What is needed
Retype all the entries word for word, but omit the pictures.

Exercise materials
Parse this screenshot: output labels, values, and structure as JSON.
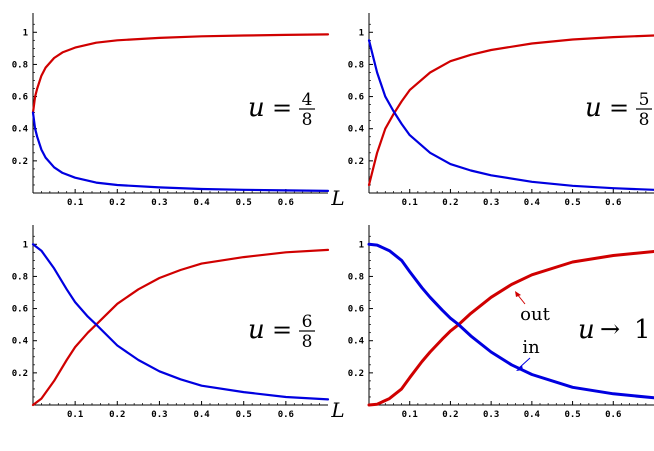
{
  "chart_data": [
    {
      "type": "line",
      "annotation": {
        "var": "u",
        "op": "=",
        "num": "4",
        "den": "8"
      },
      "xlim": [
        0,
        0.7
      ],
      "ylim": [
        0,
        1.12
      ],
      "x_ticks": [
        "0.1",
        "0.2",
        "0.3",
        "0.4",
        "0.5",
        "0.6"
      ],
      "y_ticks": [
        "0.2",
        "0.4",
        "0.6",
        "0.8",
        "1"
      ],
      "xlabel": "",
      "series": [
        {
          "color": "#d00000",
          "x": [
            0,
            0.005,
            0.01,
            0.02,
            0.03,
            0.05,
            0.07,
            0.1,
            0.15,
            0.2,
            0.3,
            0.4,
            0.5,
            0.6,
            0.7
          ],
          "y": [
            0.5,
            0.6,
            0.65,
            0.73,
            0.78,
            0.84,
            0.875,
            0.905,
            0.935,
            0.95,
            0.965,
            0.975,
            0.98,
            0.984,
            0.987
          ]
        },
        {
          "color": "#0000e0",
          "x": [
            0,
            0.005,
            0.01,
            0.02,
            0.03,
            0.05,
            0.07,
            0.1,
            0.15,
            0.2,
            0.3,
            0.4,
            0.5,
            0.6,
            0.7
          ],
          "y": [
            0.5,
            0.4,
            0.35,
            0.27,
            0.22,
            0.16,
            0.125,
            0.095,
            0.065,
            0.05,
            0.035,
            0.025,
            0.02,
            0.016,
            0.013
          ]
        }
      ]
    },
    {
      "type": "line",
      "annotation": {
        "var": "u",
        "op": "=",
        "num": "5",
        "den": "8"
      },
      "xlim": [
        0,
        0.7
      ],
      "ylim": [
        0,
        1.12
      ],
      "x_ticks": [
        "0.1",
        "0.2",
        "0.3",
        "0.4",
        "0.5",
        "0.6"
      ],
      "y_ticks": [
        "0.2",
        "0.4",
        "0.6",
        "0.8",
        "1"
      ],
      "xlabel": "L",
      "series": [
        {
          "color": "#d00000",
          "x": [
            0,
            0.02,
            0.04,
            0.06,
            0.08,
            0.1,
            0.15,
            0.2,
            0.25,
            0.3,
            0.4,
            0.5,
            0.6,
            0.7
          ],
          "y": [
            0.05,
            0.25,
            0.4,
            0.49,
            0.57,
            0.64,
            0.75,
            0.82,
            0.86,
            0.89,
            0.93,
            0.955,
            0.97,
            0.98
          ]
        },
        {
          "color": "#0000e0",
          "x": [
            0,
            0.02,
            0.04,
            0.06,
            0.08,
            0.1,
            0.15,
            0.2,
            0.25,
            0.3,
            0.4,
            0.5,
            0.6,
            0.7
          ],
          "y": [
            0.95,
            0.75,
            0.6,
            0.51,
            0.43,
            0.36,
            0.25,
            0.18,
            0.14,
            0.11,
            0.07,
            0.045,
            0.03,
            0.02
          ]
        }
      ]
    },
    {
      "type": "line",
      "annotation": {
        "var": "u",
        "op": "=",
        "num": "6",
        "den": "8"
      },
      "xlim": [
        0,
        0.7
      ],
      "ylim": [
        0,
        1.12
      ],
      "x_ticks": [
        "0.1",
        "0.2",
        "0.3",
        "0.4",
        "0.5",
        "0.6"
      ],
      "y_ticks": [
        "0.2",
        "0.4",
        "0.6",
        "0.8",
        "1"
      ],
      "xlabel": "",
      "series": [
        {
          "color": "#d00000",
          "x": [
            0,
            0.02,
            0.05,
            0.08,
            0.1,
            0.13,
            0.15,
            0.2,
            0.25,
            0.3,
            0.35,
            0.4,
            0.5,
            0.6,
            0.7
          ],
          "y": [
            0.0,
            0.04,
            0.15,
            0.28,
            0.36,
            0.45,
            0.5,
            0.63,
            0.72,
            0.79,
            0.84,
            0.88,
            0.92,
            0.95,
            0.965
          ]
        },
        {
          "color": "#0000e0",
          "x": [
            0,
            0.02,
            0.05,
            0.08,
            0.1,
            0.13,
            0.15,
            0.2,
            0.25,
            0.3,
            0.35,
            0.4,
            0.5,
            0.6,
            0.7
          ],
          "y": [
            1.0,
            0.96,
            0.85,
            0.72,
            0.64,
            0.55,
            0.5,
            0.37,
            0.28,
            0.21,
            0.16,
            0.12,
            0.08,
            0.05,
            0.035
          ]
        }
      ]
    },
    {
      "type": "line",
      "annotation": {
        "var": "u",
        "op": "→",
        "value": "1"
      },
      "xlim": [
        0,
        0.7
      ],
      "ylim": [
        0,
        1.12
      ],
      "x_ticks": [
        "0.1",
        "0.2",
        "0.3",
        "0.4",
        "0.5",
        "0.6"
      ],
      "y_ticks": [
        "0.2",
        "0.4",
        "0.6",
        "0.8",
        "1"
      ],
      "xlabel": "L",
      "labels": {
        "out": "out",
        "in": "in"
      },
      "series": [
        {
          "color": "#d00000",
          "name": "out",
          "x": [
            0,
            0.02,
            0.05,
            0.08,
            0.1,
            0.13,
            0.15,
            0.18,
            0.2,
            0.22,
            0.25,
            0.3,
            0.35,
            0.4,
            0.5,
            0.6,
            0.7
          ],
          "y": [
            0.0,
            0.005,
            0.04,
            0.1,
            0.17,
            0.27,
            0.33,
            0.41,
            0.46,
            0.5,
            0.57,
            0.67,
            0.75,
            0.81,
            0.89,
            0.93,
            0.955
          ]
        },
        {
          "color": "#0000e0",
          "name": "in",
          "x": [
            0,
            0.02,
            0.05,
            0.08,
            0.1,
            0.13,
            0.15,
            0.18,
            0.2,
            0.22,
            0.25,
            0.3,
            0.35,
            0.4,
            0.5,
            0.6,
            0.7
          ],
          "y": [
            1.0,
            0.995,
            0.96,
            0.9,
            0.83,
            0.73,
            0.67,
            0.59,
            0.54,
            0.5,
            0.43,
            0.33,
            0.25,
            0.19,
            0.11,
            0.07,
            0.045
          ]
        }
      ]
    }
  ]
}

Answer in full
Parse this screenshot: output labels, values, and structure as JSON.
{
  "chart_data": [
    {
      "type": "line",
      "annotation": {
        "var": "u",
        "op": "=",
        "num": "4",
        "den": "8"
      },
      "xlim": [
        0,
        0.7
      ],
      "ylim": [
        0,
        1.12
      ],
      "x_ticks": [
        "0.1",
        "0.2",
        "0.3",
        "0.4",
        "0.5",
        "0.6"
      ],
      "y_ticks": [
        "0.2",
        "0.4",
        "0.6",
        "0.8",
        "1"
      ],
      "xlabel": "",
      "series": [
        {
          "color": "#d00000",
          "x": [
            0,
            0.005,
            0.01,
            0.02,
            0.03,
            0.05,
            0.07,
            0.1,
            0.15,
            0.2,
            0.3,
            0.4,
            0.5,
            0.6,
            0.7
          ],
          "y": [
            0.5,
            0.6,
            0.65,
            0.73,
            0.78,
            0.84,
            0.875,
            0.905,
            0.935,
            0.95,
            0.965,
            0.975,
            0.98,
            0.984,
            0.987
          ]
        },
        {
          "color": "#0000e0",
          "x": [
            0,
            0.005,
            0.01,
            0.02,
            0.03,
            0.05,
            0.07,
            0.1,
            0.15,
            0.2,
            0.3,
            0.4,
            0.5,
            0.6,
            0.7
          ],
          "y": [
            0.5,
            0.4,
            0.35,
            0.27,
            0.22,
            0.16,
            0.125,
            0.095,
            0.065,
            0.05,
            0.035,
            0.025,
            0.02,
            0.016,
            0.013
          ]
        }
      ]
    },
    {
      "type": "line",
      "annotation": {
        "var": "u",
        "op": "=",
        "num": "5",
        "den": "8"
      },
      "xlim": [
        0,
        0.7
      ],
      "ylim": [
        0,
        1.12
      ],
      "x_ticks": [
        "0.1",
        "0.2",
        "0.3",
        "0.4",
        "0.5",
        "0.6"
      ],
      "y_ticks": [
        "0.2",
        "0.4",
        "0.6",
        "0.8",
        "1"
      ],
      "xlabel": "L",
      "series": [
        {
          "color": "#d00000",
          "x": [
            0,
            0.02,
            0.04,
            0.06,
            0.08,
            0.1,
            0.15,
            0.2,
            0.25,
            0.3,
            0.4,
            0.5,
            0.6,
            0.7
          ],
          "y": [
            0.05,
            0.25,
            0.4,
            0.49,
            0.57,
            0.64,
            0.75,
            0.82,
            0.86,
            0.89,
            0.93,
            0.955,
            0.97,
            0.98
          ]
        },
        {
          "color": "#0000e0",
          "x": [
            0,
            0.02,
            0.04,
            0.06,
            0.08,
            0.1,
            0.15,
            0.2,
            0.25,
            0.3,
            0.4,
            0.5,
            0.6,
            0.7
          ],
          "y": [
            0.95,
            0.75,
            0.6,
            0.51,
            0.43,
            0.36,
            0.25,
            0.18,
            0.14,
            0.11,
            0.07,
            0.045,
            0.03,
            0.02
          ]
        }
      ]
    },
    {
      "type": "line",
      "annotation": {
        "var": "u",
        "op": "=",
        "num": "6",
        "den": "8"
      },
      "xlim": [
        0,
        0.7
      ],
      "ylim": [
        0,
        1.12
      ],
      "x_ticks": [
        "0.1",
        "0.2",
        "0.3",
        "0.4",
        "0.5",
        "0.6"
      ],
      "y_ticks": [
        "0.2",
        "0.4",
        "0.6",
        "0.8",
        "1"
      ],
      "xlabel": "",
      "series": [
        {
          "color": "#d00000",
          "x": [
            0,
            0.02,
            0.05,
            0.08,
            0.1,
            0.13,
            0.15,
            0.2,
            0.25,
            0.3,
            0.35,
            0.4,
            0.5,
            0.6,
            0.7
          ],
          "y": [
            0.0,
            0.04,
            0.15,
            0.28,
            0.36,
            0.45,
            0.5,
            0.63,
            0.72,
            0.79,
            0.84,
            0.88,
            0.92,
            0.95,
            0.965
          ]
        },
        {
          "color": "#0000e0",
          "x": [
            0,
            0.02,
            0.05,
            0.08,
            0.1,
            0.13,
            0.15,
            0.2,
            0.25,
            0.3,
            0.35,
            0.4,
            0.5,
            0.6,
            0.7
          ],
          "y": [
            1.0,
            0.96,
            0.85,
            0.72,
            0.64,
            0.55,
            0.5,
            0.37,
            0.28,
            0.21,
            0.16,
            0.12,
            0.08,
            0.05,
            0.035
          ]
        }
      ]
    },
    {
      "type": "line",
      "annotation": {
        "var": "u",
        "op": "→",
        "value": "1"
      },
      "xlim": [
        0,
        0.7
      ],
      "ylim": [
        0,
        1.12
      ],
      "x_ticks": [
        "0.1",
        "0.2",
        "0.3",
        "0.4",
        "0.5",
        "0.6"
      ],
      "y_ticks": [
        "0.2",
        "0.4",
        "0.6",
        "0.8",
        "1"
      ],
      "xlabel": "L",
      "labels": {
        "out": "out",
        "in": "in"
      },
      "series": [
        {
          "color": "#d00000",
          "name": "out",
          "x": [
            0,
            0.02,
            0.05,
            0.08,
            0.1,
            0.13,
            0.15,
            0.18,
            0.2,
            0.22,
            0.25,
            0.3,
            0.35,
            0.4,
            0.5,
            0.6,
            0.7
          ],
          "y": [
            0.0,
            0.005,
            0.04,
            0.1,
            0.17,
            0.27,
            0.33,
            0.41,
            0.46,
            0.5,
            0.57,
            0.67,
            0.75,
            0.81,
            0.89,
            0.93,
            0.955
          ]
        },
        {
          "color": "#0000e0",
          "name": "in",
          "x": [
            0,
            0.02,
            0.05,
            0.08,
            0.1,
            0.13,
            0.15,
            0.18,
            0.2,
            0.22,
            0.25,
            0.3,
            0.35,
            0.4,
            0.5,
            0.6,
            0.7
          ],
          "y": [
            1.0,
            0.995,
            0.96,
            0.9,
            0.83,
            0.73,
            0.67,
            0.59,
            0.54,
            0.5,
            0.43,
            0.33,
            0.25,
            0.19,
            0.11,
            0.07,
            0.045
          ]
        }
      ]
    }
  ]
}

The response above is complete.